# EXTRAIT CHOISI:

────

Conseil d'Etat, 6ème sous-section jugeant seule, du 6 décembre 2004, 260438, inédit au recueil Lebon

Texte intégral

RÉPUBLIQUE FRANCAISE
AU NOM DU PEUPLE FRANCAIS

Vu, 1° sous le n° 260438, la requête enregistrée le 22 septembre 2003 au secrétariat du contentieux du Conseil d'Etat, présentée par l'ASSOCIATION POUR LA PROTECTION DES ANIMAUX SAUVAGES, BP 505 à Crest (26401 cedex), représentée par son administrateur M. Alain X... ; l'association demande au Conseil d'Etat :

1°) d'annuler pour excès de pouvoir l'arrêté interministériel du 8 juillet 2003 relatif à la lutte contre le ragondin et le rat musqué et en particulier aux conditions de délivrance et d'emploi d'appâts empoisonnés ;

2°) de mettre à la charge de l'Etat la somme de 2 000 euros au titre de l'article L. 761-1 du code de justice administrative ;

Vu, 2° sous le n° 260442, la requête enregistrée le 22 septembre 2003 au secrétariat du contentieux du Conseil d'Etat, présentée par l'association FRANCE NATURE ENVIRONNEMENT, dont le siège est au Muséum national d'histoire naturelle, Pavillon Chevreuil, ... (75231 cedex 05), représentée par M. Olivier Laurent ; l'association demande au Conseil d'Etat :

1°) d'annuler pour excès de pouvoir, à l'exception de son article 11, l'arrêté interministériel du 8 juillet 2003 relatif à la lutte contre le ragondin et le rat musqué et en particulier aux conditions de délivrance et d'emploi d'appâts empoisonnés ;

2°) de mettre à la charge de l'Etat la somme de 2 000 euros au titre de l'article L. 761-1 du code de justice administrative ;

....................................................................................

────

# ENREGISTREMENTS DU CORPUS:

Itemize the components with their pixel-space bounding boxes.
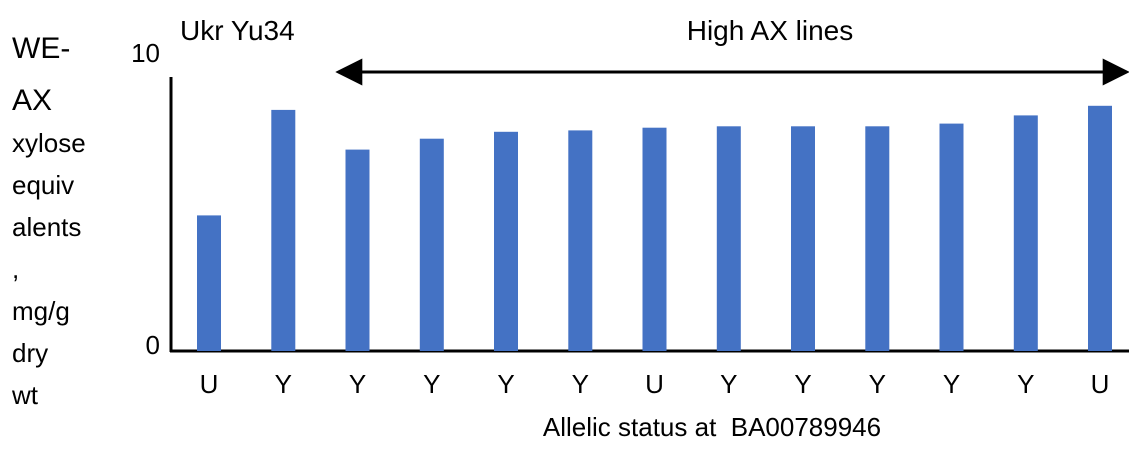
x-tick-label: Y — [497, 369, 514, 399]
x-tick-label: Y — [720, 369, 737, 399]
bar — [494, 132, 518, 351]
bar — [1014, 115, 1038, 351]
y-axis-label: WE- AX xylose equiv alents, mg/g dry wt — [11, 32, 86, 410]
bar — [271, 110, 295, 351]
bar — [717, 126, 741, 351]
bar — [865, 126, 889, 351]
y-axis-label-line: AX — [12, 84, 52, 117]
y-tick-label-min: 0 — [146, 330, 160, 360]
x-tick-label: Y — [572, 369, 589, 399]
x-tick-label: Y — [794, 369, 811, 399]
bar — [1088, 106, 1112, 351]
y-axis-label-line: dry — [12, 338, 48, 368]
bar — [197, 215, 221, 351]
x-tick-label: Y — [869, 369, 886, 399]
x-tick-label: Y — [349, 369, 366, 399]
y-axis-label-line: wt — [11, 380, 39, 410]
x-tick-label: U — [200, 369, 219, 399]
group-label-right: High AX lines — [687, 15, 854, 46]
y-axis-label-line: xylose — [12, 128, 86, 158]
group-label-left: Ukr Yu34 — [180, 15, 295, 46]
bar — [568, 130, 592, 351]
x-tick-label: Y — [1017, 369, 1034, 399]
x-tick-label: Y — [275, 369, 292, 399]
bar — [420, 139, 444, 351]
x-tick-label: U — [1091, 369, 1110, 399]
x-tick-label: Y — [943, 369, 960, 399]
bar — [940, 124, 964, 351]
y-axis-label-line: mg/g — [12, 296, 70, 326]
bar — [791, 126, 815, 351]
y-axis-label-line: alents — [12, 212, 81, 242]
bar — [346, 150, 370, 351]
x-tick-label: U — [645, 369, 664, 399]
x-axis-title: Allelic status at BA00789946 — [543, 412, 881, 442]
x-tick-label: Y — [423, 369, 440, 399]
bars — [197, 106, 1112, 351]
y-axis-label-line: , — [12, 254, 19, 284]
bar — [643, 128, 667, 351]
y-axis-label-line: WE- — [12, 32, 70, 65]
y-axis-label-line: equiv — [12, 170, 74, 200]
y-tick-label-max: 10 — [131, 38, 160, 68]
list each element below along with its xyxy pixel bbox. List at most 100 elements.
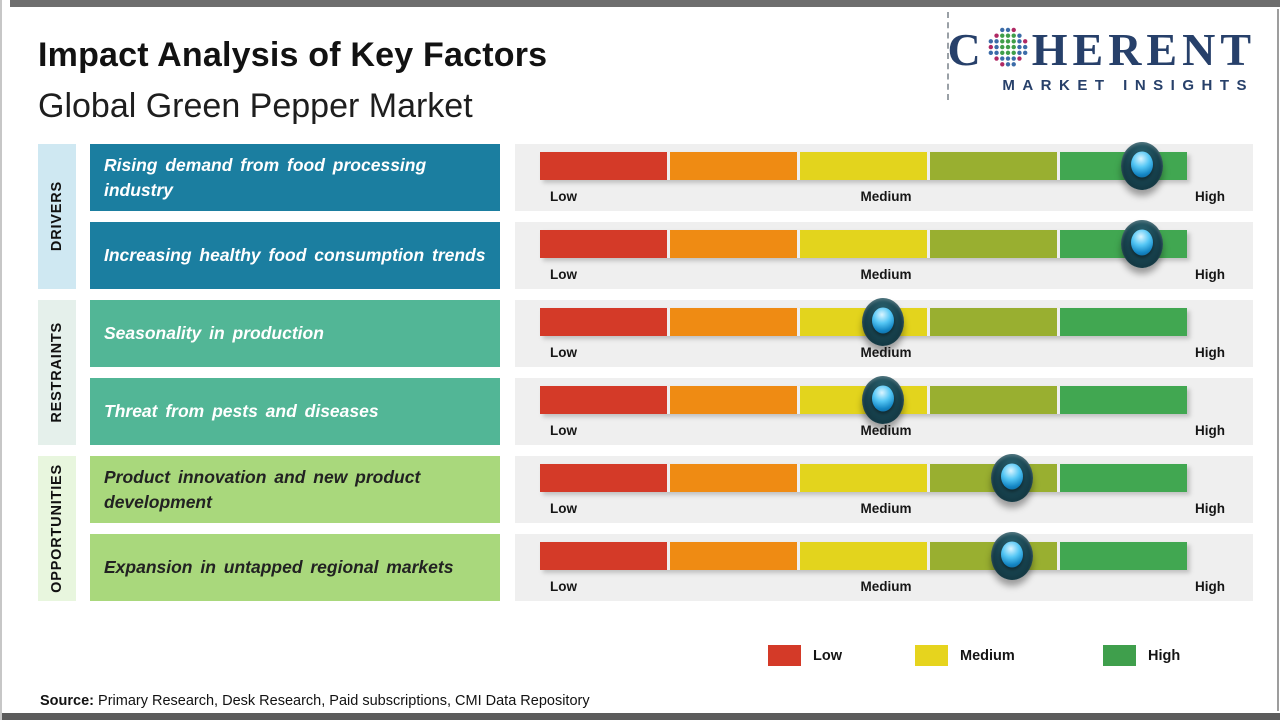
scale-label-low: Low — [550, 501, 577, 516]
segment-2 — [670, 152, 797, 180]
segment-3 — [800, 230, 927, 258]
impact-analysis-matrix: DRIVERS Rising demand from food processi… — [38, 142, 1253, 612]
factor-text: Seasonality in production — [104, 323, 324, 344]
group-opportunities: OPPORTUNITIES Product innovation and new… — [38, 454, 1253, 601]
scale-label-medium: Medium — [860, 579, 912, 594]
segment-4 — [930, 308, 1057, 336]
brand-letters-herent: HERENT — [1031, 24, 1256, 75]
factor-row: Expansion in untapped regional markets L… — [90, 532, 1253, 601]
brand-wordmark: C HERENT — [948, 26, 1257, 74]
impact-marker — [1120, 220, 1163, 268]
factor-row: Increasing healthy food consumption tren… — [90, 220, 1253, 289]
segment-1 — [540, 386, 667, 414]
impact-scale: Low Medium High — [515, 298, 1253, 367]
scale-label-low: Low — [550, 345, 577, 360]
legend-swatch-medium — [915, 645, 948, 666]
scale-label-low: Low — [550, 423, 577, 438]
category-strip-opportunities: OPPORTUNITIES — [38, 456, 76, 601]
factor-row: Product innovation and new product devel… — [90, 454, 1253, 523]
segment-2 — [670, 308, 797, 336]
segment-3 — [800, 542, 927, 570]
impact-scale: Low Medium High — [515, 220, 1253, 289]
factor-row: Rising demand from food processing indus… — [90, 142, 1253, 211]
impact-marker — [991, 454, 1034, 502]
source-text: Primary Research, Desk Research, Paid su… — [94, 693, 590, 709]
segment-2 — [670, 464, 797, 492]
segment-4 — [930, 230, 1057, 258]
category-label-opportunities: OPPORTUNITIES — [49, 464, 65, 593]
impact-scale: Low Medium High — [515, 376, 1253, 445]
category-strip-drivers: DRIVERS — [38, 144, 76, 289]
factor-box: Increasing healthy food consumption tren… — [90, 222, 500, 289]
legend-swatch-high — [1103, 645, 1136, 666]
scale-labels: Low Medium High — [550, 579, 1225, 594]
scale-label-medium: Medium — [860, 345, 912, 360]
factor-row: Threat from pests and diseases Low Mediu… — [90, 376, 1253, 445]
scale-label-high: High — [1194, 345, 1225, 360]
impact-gradient-bar — [540, 142, 1187, 190]
group-drivers: DRIVERS Rising demand from food processi… — [38, 142, 1253, 289]
page-subtitle: Global Green Pepper Market — [38, 87, 473, 125]
impact-scale: Low Medium High — [515, 532, 1253, 601]
segment-1 — [540, 152, 667, 180]
scale-label-medium: Medium — [860, 267, 912, 282]
factor-row: Seasonality in production Low Medium — [90, 298, 1253, 367]
segment-4 — [930, 386, 1057, 414]
factor-text: Increasing healthy food consumption tren… — [104, 245, 486, 266]
factor-box: Product innovation and new product devel… — [90, 456, 500, 523]
impact-marker — [991, 532, 1034, 580]
segment-1 — [540, 230, 667, 258]
factor-text: Threat from pests and diseases — [104, 401, 379, 422]
frame-bottom-bar — [0, 713, 1280, 720]
impact-scale: Low Medium High — [515, 142, 1253, 211]
scale-label-medium: Medium — [860, 501, 912, 516]
segment-1 — [540, 542, 667, 570]
scale-label-low: Low — [550, 579, 577, 594]
segment-3 — [800, 152, 927, 180]
impact-marker — [1120, 142, 1163, 190]
legend-label-medium: Medium — [960, 647, 1015, 664]
source-label: Source: — [40, 693, 94, 709]
impact-gradient-bar — [540, 298, 1187, 346]
category-label-restraints: RESTRAINTS — [49, 322, 65, 423]
group-restraints: RESTRAINTS Seasonality in production — [38, 298, 1253, 445]
factor-text: Product innovation and new product devel… — [104, 467, 421, 512]
frame-right-border — [1277, 9, 1279, 711]
legend-swatch-low — [768, 645, 801, 666]
impact-gradient-bar — [540, 454, 1187, 502]
segment-2 — [670, 230, 797, 258]
scale-label-medium: Medium — [860, 423, 912, 438]
page-title: Impact Analysis of Key Factors — [38, 36, 548, 74]
scale-labels: Low Medium High — [550, 189, 1225, 204]
segment-3 — [800, 464, 927, 492]
segment-1 — [540, 464, 667, 492]
legend-label-low: Low — [813, 647, 842, 664]
segment-5 — [1060, 542, 1187, 570]
legend-item-low: Low — [768, 645, 842, 666]
impact-marker — [861, 376, 904, 424]
frame-left-border — [0, 0, 2, 720]
scale-label-low: Low — [550, 189, 577, 204]
factor-text: Expansion in untapped regional markets — [104, 557, 454, 578]
scale-label-high: High — [1194, 267, 1225, 282]
scale-label-low: Low — [550, 267, 577, 282]
segment-5 — [1060, 386, 1187, 414]
scale-labels: Low Medium High — [550, 501, 1225, 516]
segment-4 — [930, 152, 1057, 180]
brand-logo: C HERENT MARKET INSIGHTS — [948, 26, 1257, 95]
factor-box: Seasonality in production — [90, 300, 500, 367]
brand-tagline: MARKET INSIGHTS — [1002, 77, 1254, 94]
scale-labels: Low Medium High — [550, 267, 1225, 282]
impact-gradient-bar — [540, 376, 1187, 424]
factor-text: Rising demand from food processing indus… — [104, 155, 427, 200]
impact-marker — [861, 298, 904, 346]
factor-box: Expansion in untapped regional markets — [90, 534, 500, 601]
scale-label-high: High — [1194, 501, 1225, 516]
scale-label-high: High — [1194, 423, 1225, 438]
category-label-drivers: DRIVERS — [49, 181, 65, 252]
scale-label-high: High — [1194, 189, 1225, 204]
impact-gradient-bar — [540, 532, 1187, 580]
logo-divider-dashed-line — [947, 12, 949, 100]
scale-labels: Low Medium High — [550, 423, 1225, 438]
segment-5 — [1060, 308, 1187, 336]
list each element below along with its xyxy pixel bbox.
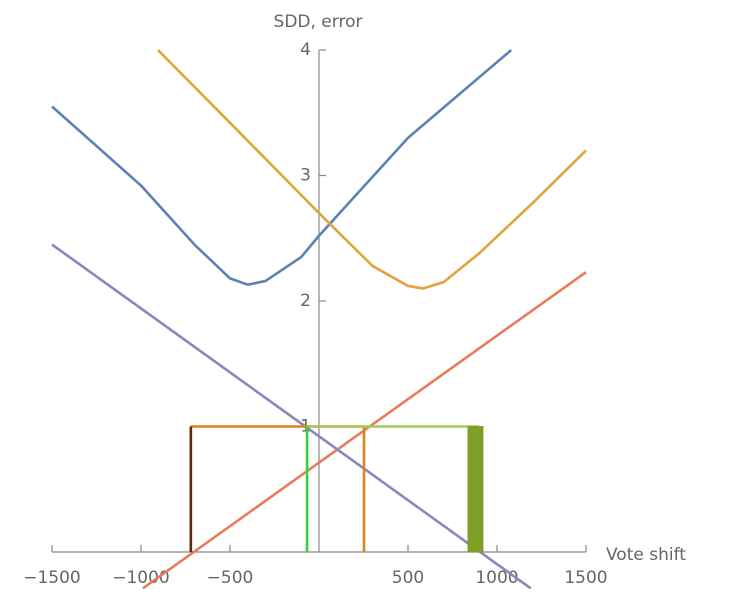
- y-tick-label: 4: [300, 40, 311, 60]
- x-tick-label: −500: [207, 568, 254, 588]
- x-tick-label: 1000: [475, 568, 518, 588]
- filled-block: [467, 426, 484, 553]
- x-tick-label: 500: [392, 568, 424, 588]
- series-line: [156, 49, 587, 290]
- x-tick-label: −1500: [23, 568, 81, 588]
- y-axis-label: SDD, error: [274, 12, 363, 32]
- series-line: [51, 49, 513, 286]
- y-tick-label: 2: [300, 291, 311, 311]
- series-line: [190, 425, 366, 552]
- x-tick-label: 1500: [564, 568, 607, 588]
- y-tick-label: 3: [300, 166, 311, 186]
- x-axis-label: Vote shift: [606, 545, 686, 565]
- series-line: [51, 243, 532, 590]
- x-tick-label: −1000: [112, 568, 170, 588]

────

# CONSIGNE:
Dans la décision du Conseil d'État sur le ragondin et le rat musqué, sur quelle base les deux associations demandent-elles l'annulation de l'arrêté du 8 juillet 2003, et sur quelle base réclament-elles 2 000 euros à l'État ? Ces enregistrements viennent d'une autre source.

# RÉPONSE:
Les deux associations demandent l'annulation de l'arrêté pour excès de pouvoir. France Nature Environnement exclut toutefois son article 11. Elles réclament chacune 2 000 euros à l'État au titre de l'article L. 761-1 du code de justice administrative.